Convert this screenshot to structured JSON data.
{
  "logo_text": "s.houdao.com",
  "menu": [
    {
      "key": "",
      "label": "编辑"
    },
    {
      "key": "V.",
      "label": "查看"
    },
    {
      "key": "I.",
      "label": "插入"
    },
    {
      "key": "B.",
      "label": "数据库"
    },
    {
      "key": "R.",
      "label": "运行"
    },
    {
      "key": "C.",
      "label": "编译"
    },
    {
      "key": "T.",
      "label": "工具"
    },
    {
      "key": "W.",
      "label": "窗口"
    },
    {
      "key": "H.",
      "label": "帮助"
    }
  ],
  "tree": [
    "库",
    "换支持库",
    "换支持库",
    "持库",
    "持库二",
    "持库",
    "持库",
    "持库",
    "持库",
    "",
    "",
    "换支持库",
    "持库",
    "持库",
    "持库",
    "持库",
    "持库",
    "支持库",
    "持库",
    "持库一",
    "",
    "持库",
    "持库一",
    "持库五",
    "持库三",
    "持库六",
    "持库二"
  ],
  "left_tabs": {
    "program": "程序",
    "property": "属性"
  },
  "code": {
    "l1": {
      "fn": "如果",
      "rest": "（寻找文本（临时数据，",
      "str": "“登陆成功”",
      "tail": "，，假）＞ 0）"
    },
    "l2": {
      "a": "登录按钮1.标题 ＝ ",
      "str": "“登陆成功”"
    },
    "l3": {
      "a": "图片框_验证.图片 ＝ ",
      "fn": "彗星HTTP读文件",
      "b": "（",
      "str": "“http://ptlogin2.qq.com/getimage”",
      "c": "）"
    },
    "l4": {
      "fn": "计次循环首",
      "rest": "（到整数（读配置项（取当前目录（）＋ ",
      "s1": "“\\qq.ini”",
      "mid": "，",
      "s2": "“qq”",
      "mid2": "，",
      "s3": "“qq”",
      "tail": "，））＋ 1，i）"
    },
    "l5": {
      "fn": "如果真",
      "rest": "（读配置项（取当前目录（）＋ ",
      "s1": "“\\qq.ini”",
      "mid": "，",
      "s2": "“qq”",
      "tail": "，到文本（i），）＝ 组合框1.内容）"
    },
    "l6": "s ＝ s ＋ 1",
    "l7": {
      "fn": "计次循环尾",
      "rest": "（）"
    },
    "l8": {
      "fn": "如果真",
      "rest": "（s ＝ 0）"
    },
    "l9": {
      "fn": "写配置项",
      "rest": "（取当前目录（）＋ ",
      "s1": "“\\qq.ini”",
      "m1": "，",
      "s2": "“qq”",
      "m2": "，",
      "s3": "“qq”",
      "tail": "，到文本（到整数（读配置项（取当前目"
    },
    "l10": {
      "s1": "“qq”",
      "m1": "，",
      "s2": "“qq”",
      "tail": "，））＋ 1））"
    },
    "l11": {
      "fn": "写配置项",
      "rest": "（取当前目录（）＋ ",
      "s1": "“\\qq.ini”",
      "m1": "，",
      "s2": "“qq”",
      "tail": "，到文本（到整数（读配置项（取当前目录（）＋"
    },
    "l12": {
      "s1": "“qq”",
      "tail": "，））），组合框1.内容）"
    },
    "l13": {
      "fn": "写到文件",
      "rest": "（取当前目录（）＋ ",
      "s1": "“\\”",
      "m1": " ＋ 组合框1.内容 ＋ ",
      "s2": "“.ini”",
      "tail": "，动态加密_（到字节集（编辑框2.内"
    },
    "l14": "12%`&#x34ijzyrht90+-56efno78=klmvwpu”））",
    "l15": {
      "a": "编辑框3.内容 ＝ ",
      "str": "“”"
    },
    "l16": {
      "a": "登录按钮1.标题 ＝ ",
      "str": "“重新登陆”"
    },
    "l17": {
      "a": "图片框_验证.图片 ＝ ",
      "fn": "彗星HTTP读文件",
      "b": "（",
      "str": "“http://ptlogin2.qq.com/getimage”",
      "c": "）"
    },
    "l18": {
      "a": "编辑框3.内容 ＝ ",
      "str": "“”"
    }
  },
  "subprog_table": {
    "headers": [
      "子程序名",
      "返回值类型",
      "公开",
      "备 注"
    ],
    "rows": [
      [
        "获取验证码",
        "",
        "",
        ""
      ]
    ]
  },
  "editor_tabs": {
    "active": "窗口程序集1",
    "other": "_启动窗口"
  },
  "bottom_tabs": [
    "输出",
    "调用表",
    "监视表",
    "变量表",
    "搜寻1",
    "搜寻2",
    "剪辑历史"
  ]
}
====
• EXERCISE DIRECTIONS: Scan the data above; copy every line where "读配置项" appears.

• CORRECT ANSWER:
      "rest": "（到整数（读配置项（取当前目录（）＋ ",
      "rest": "（读配置项（取当前目录（）＋ ",
      "tail": "，到文本（到整数（读配置项（取当前目"
      "tail": "，到文本（到整数（读配置项（取当前目录（）＋"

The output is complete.